• **EXTRACT PROVIDED**:

* * * * * * *

For complex numbers $k,l$, we let $\M_{k,l}^0$ denote
the Verma module over $U$ with highest weight
$(k-l)\Lambda_0 + l \Lambda_1$ and highest weight vector
$\ket{k,l}$ (the superscript $0$ referring to the trigonometric case).
We shall be concerned with the case where $k,l$ are generic, so that
$\M_{k,l}^0$ is irreducible.
{}From (\ref{NorL}) we see in particular that the $0$-th components of the
$L$-operators act on the highest weight vector as
\begin{eqnarray*}
L^+_{\pm\pm,0}\ket{k,l}&=&q^{\pm(k-2l)/4}\ket{k,l},
\\
L^-_{\pm\pm,0}\ket{k,l}&=&q^{\mp(k-2l)/4}\ket{k,l}.
\end{eqnarray*}

Consider the operators
\[
PL^\pm(\z):
v_{\vep'}\otimes u ~ \mapsto ~ \sum_\vep L^\pm_{\vep\vep'}(\z)u \otimes v_\vep
\qquad (u\in \M_{k,l}^0,~v_\vep\in V)
\]
where $P v\otimes u=u\otimes v$.
Taking the image of (\ref{RDel1})-(\ref{RDel2}),
we find that they can be regarded as intertwiners of $U$-modules of the form
\begin{eqnarray*}
PL^+(\z)&:&
V_\z\otimes \M_{k,l}^0 \longrightarrow \M_{k,l}^0\otimes V_{q^{k/2}\z},
\\
PL^-(\z)&:&
V_{q^{k/2}\z}\otimes \M_{k,l}^0 \longrightarrow \M_{k,l}^0\otimes V_{\z}.
\end{eqnarray*}

\subsection{Vertex operators}
Let us proceed to the vertex operators.
They are the intertwiners of $U$-modules of the form
\begin{eqnarray*}
\Phi^{(l',l)}(\z)
&:& \M_{k,l}^0 \longrightarrow \M_{k,l'}^0\otimes V_\z,
\\
\Psi^{*(l',l)}(\z)
&:& V_\z\otimes \M_{k,l}^0 \longrightarrow \M_{k,l'}^0.
\end{eqnarray*}
We call $\Phi$ and $\Psi^*$ vertex operators of type-I and type-II,
respectively.

* * * * * * *

• **REQUIRED ACTIONS**:
**1)** List every equation label that the extract on Verma modules and vertex operators cites by reference.
**2)** In the extract on Verma modules and vertex operators, why are k and l taken to be generic?
**3)** Answer these questions from the extract on Verma modules and vertex operators:
(a) What is the highest weight of the Verma module M⁰ₖ,ₗ?
(b) What does the operator P do to v ⊗ u?
(c) What names are given to Φ and Ψ*?

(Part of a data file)

* * * * * * *

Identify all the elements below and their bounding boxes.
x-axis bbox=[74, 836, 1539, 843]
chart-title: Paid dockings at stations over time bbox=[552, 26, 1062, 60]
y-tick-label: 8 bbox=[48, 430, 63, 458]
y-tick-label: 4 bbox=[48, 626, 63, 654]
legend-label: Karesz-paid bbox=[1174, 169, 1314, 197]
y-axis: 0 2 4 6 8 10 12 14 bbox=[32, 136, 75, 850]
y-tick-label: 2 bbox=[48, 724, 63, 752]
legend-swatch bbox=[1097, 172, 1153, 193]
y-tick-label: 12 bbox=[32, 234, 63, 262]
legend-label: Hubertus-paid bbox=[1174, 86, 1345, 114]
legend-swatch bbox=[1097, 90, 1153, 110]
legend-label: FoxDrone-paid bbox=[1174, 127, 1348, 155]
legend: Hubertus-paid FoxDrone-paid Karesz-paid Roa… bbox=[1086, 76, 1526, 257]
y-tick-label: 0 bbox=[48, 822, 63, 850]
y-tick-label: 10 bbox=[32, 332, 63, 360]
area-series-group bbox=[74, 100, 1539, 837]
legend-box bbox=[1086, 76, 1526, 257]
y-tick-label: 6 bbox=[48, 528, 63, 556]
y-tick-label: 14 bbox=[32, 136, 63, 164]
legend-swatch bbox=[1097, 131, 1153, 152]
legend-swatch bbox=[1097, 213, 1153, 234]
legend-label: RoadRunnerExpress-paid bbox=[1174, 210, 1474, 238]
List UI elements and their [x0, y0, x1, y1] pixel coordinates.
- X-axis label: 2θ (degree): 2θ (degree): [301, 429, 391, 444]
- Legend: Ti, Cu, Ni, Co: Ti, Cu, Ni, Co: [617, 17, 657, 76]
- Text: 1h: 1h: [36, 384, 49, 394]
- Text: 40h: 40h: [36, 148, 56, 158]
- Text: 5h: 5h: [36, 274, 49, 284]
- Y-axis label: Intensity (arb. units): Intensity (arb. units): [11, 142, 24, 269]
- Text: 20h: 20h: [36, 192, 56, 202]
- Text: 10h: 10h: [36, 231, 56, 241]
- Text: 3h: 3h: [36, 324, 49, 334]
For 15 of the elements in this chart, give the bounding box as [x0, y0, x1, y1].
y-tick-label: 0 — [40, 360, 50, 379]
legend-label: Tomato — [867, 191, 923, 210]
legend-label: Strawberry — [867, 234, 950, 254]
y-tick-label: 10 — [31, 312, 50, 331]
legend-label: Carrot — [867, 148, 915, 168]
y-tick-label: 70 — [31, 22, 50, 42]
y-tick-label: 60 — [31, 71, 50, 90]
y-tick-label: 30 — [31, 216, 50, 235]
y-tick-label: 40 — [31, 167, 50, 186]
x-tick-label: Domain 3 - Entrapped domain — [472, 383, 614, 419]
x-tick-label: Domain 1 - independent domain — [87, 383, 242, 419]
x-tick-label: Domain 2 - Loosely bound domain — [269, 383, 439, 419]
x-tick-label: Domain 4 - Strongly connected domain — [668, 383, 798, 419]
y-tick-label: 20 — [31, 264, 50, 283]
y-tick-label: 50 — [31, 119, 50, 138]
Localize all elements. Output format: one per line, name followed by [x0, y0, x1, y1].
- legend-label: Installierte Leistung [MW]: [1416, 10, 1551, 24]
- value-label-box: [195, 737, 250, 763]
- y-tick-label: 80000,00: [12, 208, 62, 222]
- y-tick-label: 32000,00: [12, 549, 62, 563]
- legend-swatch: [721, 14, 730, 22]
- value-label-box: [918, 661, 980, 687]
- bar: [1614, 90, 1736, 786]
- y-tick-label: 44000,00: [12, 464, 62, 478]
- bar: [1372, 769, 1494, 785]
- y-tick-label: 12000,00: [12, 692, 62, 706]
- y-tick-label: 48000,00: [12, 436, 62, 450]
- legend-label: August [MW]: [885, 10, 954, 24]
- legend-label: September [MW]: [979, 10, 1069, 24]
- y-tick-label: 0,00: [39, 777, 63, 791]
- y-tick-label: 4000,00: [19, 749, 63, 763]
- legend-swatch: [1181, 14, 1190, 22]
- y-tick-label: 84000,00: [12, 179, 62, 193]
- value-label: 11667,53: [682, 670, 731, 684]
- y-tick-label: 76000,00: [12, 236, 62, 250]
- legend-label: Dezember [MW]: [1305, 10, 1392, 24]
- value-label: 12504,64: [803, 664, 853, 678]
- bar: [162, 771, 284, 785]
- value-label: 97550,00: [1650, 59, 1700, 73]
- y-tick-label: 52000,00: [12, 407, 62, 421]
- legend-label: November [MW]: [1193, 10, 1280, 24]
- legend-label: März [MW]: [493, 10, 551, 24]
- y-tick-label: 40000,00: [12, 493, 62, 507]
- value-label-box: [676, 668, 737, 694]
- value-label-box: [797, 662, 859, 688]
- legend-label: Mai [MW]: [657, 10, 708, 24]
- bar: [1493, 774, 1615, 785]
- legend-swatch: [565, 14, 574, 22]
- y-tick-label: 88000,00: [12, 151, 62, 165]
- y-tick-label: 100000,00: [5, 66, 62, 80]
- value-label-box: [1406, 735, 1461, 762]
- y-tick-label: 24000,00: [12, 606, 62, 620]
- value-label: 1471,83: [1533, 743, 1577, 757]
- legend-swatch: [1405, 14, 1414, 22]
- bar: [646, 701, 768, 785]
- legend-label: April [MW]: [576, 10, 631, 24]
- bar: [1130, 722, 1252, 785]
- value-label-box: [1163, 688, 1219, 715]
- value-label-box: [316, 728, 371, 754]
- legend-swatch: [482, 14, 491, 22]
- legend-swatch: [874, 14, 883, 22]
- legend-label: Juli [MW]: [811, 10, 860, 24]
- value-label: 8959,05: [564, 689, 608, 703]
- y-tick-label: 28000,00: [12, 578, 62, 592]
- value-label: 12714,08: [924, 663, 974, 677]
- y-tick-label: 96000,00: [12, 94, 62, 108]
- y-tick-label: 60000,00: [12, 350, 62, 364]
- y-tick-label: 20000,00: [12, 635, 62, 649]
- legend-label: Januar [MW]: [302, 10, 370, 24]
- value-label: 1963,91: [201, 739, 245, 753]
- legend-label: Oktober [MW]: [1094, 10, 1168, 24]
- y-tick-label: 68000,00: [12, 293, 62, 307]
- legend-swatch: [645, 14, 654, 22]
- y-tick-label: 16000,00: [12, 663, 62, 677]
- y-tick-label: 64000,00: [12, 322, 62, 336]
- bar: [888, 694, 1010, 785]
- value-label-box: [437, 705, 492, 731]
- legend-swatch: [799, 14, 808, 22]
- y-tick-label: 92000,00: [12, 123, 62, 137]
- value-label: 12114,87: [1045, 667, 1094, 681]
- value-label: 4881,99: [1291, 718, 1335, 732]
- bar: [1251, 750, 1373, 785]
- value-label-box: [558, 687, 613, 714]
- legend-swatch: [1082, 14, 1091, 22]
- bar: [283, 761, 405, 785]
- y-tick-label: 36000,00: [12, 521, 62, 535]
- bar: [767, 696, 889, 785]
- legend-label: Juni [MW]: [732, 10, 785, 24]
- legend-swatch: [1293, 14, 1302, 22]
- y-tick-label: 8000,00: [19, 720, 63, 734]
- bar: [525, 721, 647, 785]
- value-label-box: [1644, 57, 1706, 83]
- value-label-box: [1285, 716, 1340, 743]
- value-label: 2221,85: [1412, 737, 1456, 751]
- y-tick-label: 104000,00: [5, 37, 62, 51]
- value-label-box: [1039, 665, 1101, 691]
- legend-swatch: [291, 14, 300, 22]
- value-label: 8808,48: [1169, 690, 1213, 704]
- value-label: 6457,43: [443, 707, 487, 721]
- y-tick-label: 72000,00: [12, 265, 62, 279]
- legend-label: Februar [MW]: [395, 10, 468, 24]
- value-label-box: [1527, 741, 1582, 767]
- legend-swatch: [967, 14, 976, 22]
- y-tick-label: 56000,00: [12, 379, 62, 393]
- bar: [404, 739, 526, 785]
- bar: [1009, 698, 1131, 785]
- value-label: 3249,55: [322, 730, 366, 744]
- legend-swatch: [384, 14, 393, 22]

* * * * * * *

• **FINAL ANSWERS**:
**1)** NorL, RDel1, RDel2

**2)** They are taken to be generic so that the Verma module M⁰ₖ,ₗ is irreducible.

**3)**
(a) (k − l)Λ₀ + lΛ₁
(b) It sends v ⊗ u to u ⊗ v.
(c) Φ is called a vertex operator of type-I, and Ψ* is called a vertex operator of type-II.